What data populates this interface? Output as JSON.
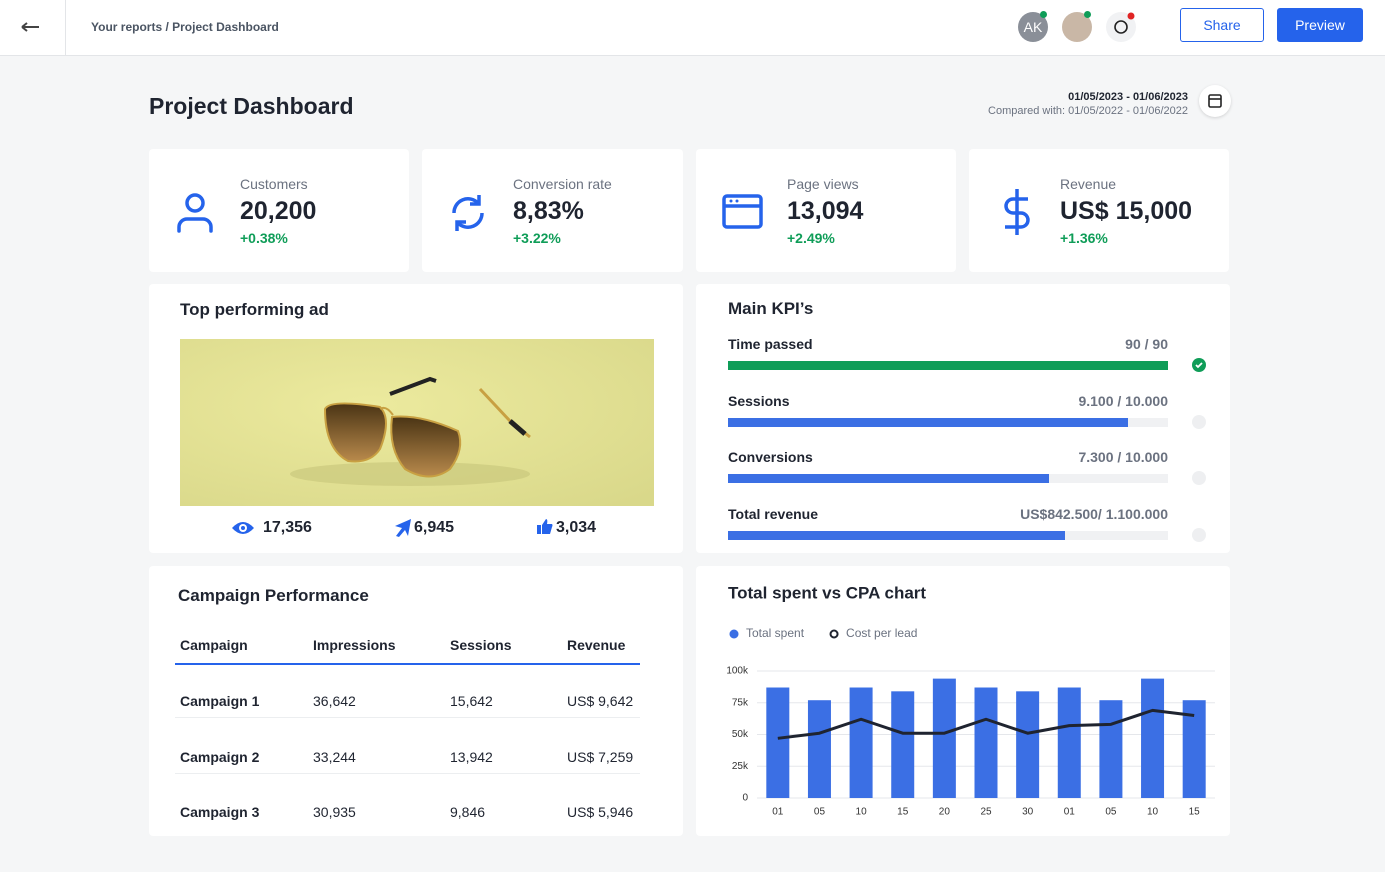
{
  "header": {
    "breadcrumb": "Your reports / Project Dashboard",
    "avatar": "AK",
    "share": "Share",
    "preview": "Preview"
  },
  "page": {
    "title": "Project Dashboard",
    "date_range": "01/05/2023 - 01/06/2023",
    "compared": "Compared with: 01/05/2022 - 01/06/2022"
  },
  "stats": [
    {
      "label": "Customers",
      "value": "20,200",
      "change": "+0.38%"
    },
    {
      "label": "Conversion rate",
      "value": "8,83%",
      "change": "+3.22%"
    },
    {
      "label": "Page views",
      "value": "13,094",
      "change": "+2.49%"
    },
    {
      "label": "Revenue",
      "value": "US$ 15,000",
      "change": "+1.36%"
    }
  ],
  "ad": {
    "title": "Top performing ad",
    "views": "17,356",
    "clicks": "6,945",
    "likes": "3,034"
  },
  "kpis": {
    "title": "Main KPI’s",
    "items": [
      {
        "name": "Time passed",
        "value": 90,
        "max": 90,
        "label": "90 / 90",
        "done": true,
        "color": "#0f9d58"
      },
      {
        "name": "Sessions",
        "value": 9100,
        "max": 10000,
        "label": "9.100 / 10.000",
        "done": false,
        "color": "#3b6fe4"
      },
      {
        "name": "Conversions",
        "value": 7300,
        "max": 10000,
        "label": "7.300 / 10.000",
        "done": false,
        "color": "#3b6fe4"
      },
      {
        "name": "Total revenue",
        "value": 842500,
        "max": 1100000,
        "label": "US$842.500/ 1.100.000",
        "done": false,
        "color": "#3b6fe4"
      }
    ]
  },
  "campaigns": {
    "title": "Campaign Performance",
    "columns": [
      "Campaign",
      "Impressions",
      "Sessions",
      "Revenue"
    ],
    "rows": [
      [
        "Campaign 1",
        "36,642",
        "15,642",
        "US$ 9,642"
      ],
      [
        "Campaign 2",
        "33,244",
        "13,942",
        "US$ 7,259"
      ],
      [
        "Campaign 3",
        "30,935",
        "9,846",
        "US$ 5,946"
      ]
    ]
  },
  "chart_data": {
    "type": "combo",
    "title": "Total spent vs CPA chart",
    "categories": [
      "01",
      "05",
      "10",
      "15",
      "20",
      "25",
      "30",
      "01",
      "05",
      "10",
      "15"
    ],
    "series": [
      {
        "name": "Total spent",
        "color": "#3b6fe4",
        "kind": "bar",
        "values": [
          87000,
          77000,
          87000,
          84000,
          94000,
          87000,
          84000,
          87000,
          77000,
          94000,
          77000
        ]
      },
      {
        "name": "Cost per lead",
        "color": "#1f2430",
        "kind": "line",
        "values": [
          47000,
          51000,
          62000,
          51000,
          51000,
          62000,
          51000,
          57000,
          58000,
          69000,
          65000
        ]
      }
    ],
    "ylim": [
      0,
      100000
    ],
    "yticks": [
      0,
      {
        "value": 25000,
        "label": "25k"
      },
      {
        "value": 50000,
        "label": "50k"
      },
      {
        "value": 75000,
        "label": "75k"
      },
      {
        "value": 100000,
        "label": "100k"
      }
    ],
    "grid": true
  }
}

++++++

Written instruction:
Send back the data above word for word, with the pictures left out.

Finished answer:
What data populates this interface? Output as JSON.
{
  "header": {
    "breadcrumb": "Your reports / Project Dashboard",
    "avatar": "AK",
    "share": "Share",
    "preview": "Preview"
  },
  "page": {
    "title": "Project Dashboard",
    "date_range": "01/05/2023 - 01/06/2023",
    "compared": "Compared with: 01/05/2022 - 01/06/2022"
  },
  "stats": [
    {
      "label": "Customers",
      "value": "20,200",
      "change": "+0.38%"
    },
    {
      "label": "Conversion rate",
      "value": "8,83%",
      "change": "+3.22%"
    },
    {
      "label": "Page views",
      "value": "13,094",
      "change": "+2.49%"
    },
    {
      "label": "Revenue",
      "value": "US$ 15,000",
      "change": "+1.36%"
    }
  ],
  "ad": {
    "title": "Top performing ad",
    "views": "17,356",
    "clicks": "6,945",
    "likes": "3,034"
  },
  "kpis": {
    "title": "Main KPI’s",
    "items": [
      {
        "name": "Time passed",
        "value": 90,
        "max": 90,
        "label": "90 / 90",
        "done": true,
        "color": "#0f9d58"
      },
      {
        "name": "Sessions",
        "value": 9100,
        "max": 10000,
        "label": "9.100 / 10.000",
        "done": false,
        "color": "#3b6fe4"
      },
      {
        "name": "Conversions",
        "value": 7300,
        "max": 10000,
        "label": "7.300 / 10.000",
        "done": false,
        "color": "#3b6fe4"
      },
      {
        "name": "Total revenue",
        "value": 842500,
        "max": 1100000,
        "label": "US$842.500/ 1.100.000",
        "done": false,
        "color": "#3b6fe4"
      }
    ]
  },
  "campaigns": {
    "title": "Campaign Performance",
    "columns": [
      "Campaign",
      "Impressions",
      "Sessions",
      "Revenue"
    ],
    "rows": [
      [
        "Campaign 1",
        "36,642",
        "15,642",
        "US$ 9,642"
      ],
      [
        "Campaign 2",
        "33,244",
        "13,942",
        "US$ 7,259"
      ],
      [
        "Campaign 3",
        "30,935",
        "9,846",
        "US$ 5,946"
      ]
    ]
  },
  "chart_data": {
    "type": "combo",
    "title": "Total spent vs CPA chart",
    "categories": [
      "01",
      "05",
      "10",
      "15",
      "20",
      "25",
      "30",
      "01",
      "05",
      "10",
      "15"
    ],
    "series": [
      {
        "name": "Total spent",
        "color": "#3b6fe4",
        "kind": "bar",
        "values": [
          87000,
          77000,
          87000,
          84000,
          94000,
          87000,
          84000,
          87000,
          77000,
          94000,
          77000
        ]
      },
      {
        "name": "Cost per lead",
        "color": "#1f2430",
        "kind": "line",
        "values": [
          47000,
          51000,
          62000,
          51000,
          51000,
          62000,
          51000,
          57000,
          58000,
          69000,
          65000
        ]
      }
    ],
    "ylim": [
      0,
      100000
    ],
    "yticks": [
      0,
      {
        "value": 25000,
        "label": "25k"
      },
      {
        "value": 50000,
        "label": "50k"
      },
      {
        "value": 75000,
        "label": "75k"
      },
      {
        "value": 100000,
        "label": "100k"
      }
    ],
    "grid": true
  }
}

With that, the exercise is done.